### Data to process

:::::

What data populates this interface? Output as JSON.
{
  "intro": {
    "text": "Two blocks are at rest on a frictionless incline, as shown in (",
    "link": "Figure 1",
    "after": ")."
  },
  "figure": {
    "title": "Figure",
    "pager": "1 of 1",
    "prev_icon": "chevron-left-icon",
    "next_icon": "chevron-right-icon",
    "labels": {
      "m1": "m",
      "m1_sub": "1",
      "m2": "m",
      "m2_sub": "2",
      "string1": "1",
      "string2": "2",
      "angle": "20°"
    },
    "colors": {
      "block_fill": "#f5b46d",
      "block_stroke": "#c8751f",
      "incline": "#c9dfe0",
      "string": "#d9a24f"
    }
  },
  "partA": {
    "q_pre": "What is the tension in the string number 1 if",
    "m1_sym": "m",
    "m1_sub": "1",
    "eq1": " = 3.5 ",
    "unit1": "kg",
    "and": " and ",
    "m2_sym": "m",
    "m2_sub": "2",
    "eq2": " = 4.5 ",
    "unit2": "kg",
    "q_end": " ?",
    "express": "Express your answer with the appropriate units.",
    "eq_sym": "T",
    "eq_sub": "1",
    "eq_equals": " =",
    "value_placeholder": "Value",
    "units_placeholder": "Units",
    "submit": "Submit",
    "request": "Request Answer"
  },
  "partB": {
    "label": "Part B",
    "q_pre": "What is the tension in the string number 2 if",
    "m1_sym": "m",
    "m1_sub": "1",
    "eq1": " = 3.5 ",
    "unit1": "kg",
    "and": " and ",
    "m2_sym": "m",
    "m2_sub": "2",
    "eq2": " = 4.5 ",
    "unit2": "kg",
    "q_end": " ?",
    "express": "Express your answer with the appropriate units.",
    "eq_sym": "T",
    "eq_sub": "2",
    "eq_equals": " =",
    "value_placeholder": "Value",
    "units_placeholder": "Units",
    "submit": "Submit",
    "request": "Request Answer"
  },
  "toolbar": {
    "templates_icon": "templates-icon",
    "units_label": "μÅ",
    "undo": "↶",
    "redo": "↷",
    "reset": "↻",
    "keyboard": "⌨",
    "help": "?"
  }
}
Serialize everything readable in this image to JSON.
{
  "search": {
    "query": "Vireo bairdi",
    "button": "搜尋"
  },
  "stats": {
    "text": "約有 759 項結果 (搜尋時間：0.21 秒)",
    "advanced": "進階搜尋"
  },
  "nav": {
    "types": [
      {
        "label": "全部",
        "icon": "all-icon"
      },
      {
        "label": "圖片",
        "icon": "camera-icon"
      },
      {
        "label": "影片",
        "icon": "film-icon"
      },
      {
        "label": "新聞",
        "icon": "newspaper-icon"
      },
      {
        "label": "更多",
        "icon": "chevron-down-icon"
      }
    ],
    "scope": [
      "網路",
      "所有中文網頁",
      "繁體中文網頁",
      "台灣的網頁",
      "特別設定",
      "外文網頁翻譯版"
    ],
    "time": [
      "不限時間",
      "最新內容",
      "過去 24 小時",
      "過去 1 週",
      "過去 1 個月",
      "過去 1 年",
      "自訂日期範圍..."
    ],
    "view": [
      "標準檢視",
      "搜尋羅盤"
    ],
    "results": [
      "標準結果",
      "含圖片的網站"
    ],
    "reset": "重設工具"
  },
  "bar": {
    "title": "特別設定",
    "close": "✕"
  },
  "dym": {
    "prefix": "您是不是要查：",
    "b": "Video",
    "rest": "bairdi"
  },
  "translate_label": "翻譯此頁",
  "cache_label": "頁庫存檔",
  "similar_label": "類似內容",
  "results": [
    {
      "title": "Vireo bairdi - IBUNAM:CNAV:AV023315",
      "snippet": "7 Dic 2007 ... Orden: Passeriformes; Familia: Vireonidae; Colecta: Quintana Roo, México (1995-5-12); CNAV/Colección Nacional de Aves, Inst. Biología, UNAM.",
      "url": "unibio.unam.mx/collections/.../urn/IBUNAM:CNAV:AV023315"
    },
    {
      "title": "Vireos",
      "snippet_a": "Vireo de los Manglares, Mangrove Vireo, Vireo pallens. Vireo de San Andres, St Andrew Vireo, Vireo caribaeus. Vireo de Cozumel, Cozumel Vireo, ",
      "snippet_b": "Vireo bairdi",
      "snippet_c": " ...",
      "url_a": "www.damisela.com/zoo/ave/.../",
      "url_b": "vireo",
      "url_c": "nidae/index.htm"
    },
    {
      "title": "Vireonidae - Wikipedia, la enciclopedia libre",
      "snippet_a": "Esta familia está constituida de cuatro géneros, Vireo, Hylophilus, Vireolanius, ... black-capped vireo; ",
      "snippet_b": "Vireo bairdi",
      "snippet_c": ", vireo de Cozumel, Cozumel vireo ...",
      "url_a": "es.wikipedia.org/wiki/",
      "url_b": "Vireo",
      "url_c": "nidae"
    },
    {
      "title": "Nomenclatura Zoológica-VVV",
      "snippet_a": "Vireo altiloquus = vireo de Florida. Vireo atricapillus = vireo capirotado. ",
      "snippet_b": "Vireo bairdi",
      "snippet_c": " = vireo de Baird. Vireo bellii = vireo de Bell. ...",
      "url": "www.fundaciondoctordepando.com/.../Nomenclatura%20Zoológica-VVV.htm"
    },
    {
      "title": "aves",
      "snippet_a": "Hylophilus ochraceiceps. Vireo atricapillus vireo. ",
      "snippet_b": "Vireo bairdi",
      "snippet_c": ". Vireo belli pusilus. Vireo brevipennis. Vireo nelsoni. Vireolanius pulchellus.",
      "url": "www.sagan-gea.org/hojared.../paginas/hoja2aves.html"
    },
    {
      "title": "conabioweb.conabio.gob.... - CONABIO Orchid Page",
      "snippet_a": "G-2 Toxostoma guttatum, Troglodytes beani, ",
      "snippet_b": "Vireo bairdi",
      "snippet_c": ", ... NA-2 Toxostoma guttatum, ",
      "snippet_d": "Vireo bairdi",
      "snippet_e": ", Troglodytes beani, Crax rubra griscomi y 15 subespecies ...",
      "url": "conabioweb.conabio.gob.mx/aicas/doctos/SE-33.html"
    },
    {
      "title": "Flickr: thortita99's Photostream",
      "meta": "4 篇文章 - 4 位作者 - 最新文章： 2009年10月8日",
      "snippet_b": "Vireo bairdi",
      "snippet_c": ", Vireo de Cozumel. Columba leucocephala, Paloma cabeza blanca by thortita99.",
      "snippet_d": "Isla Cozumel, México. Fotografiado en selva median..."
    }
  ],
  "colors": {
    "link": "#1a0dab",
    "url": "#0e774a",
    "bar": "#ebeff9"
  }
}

:::::

Report the count of lines in the entries that contain the string "Hylophilus", and nothing besides it.

2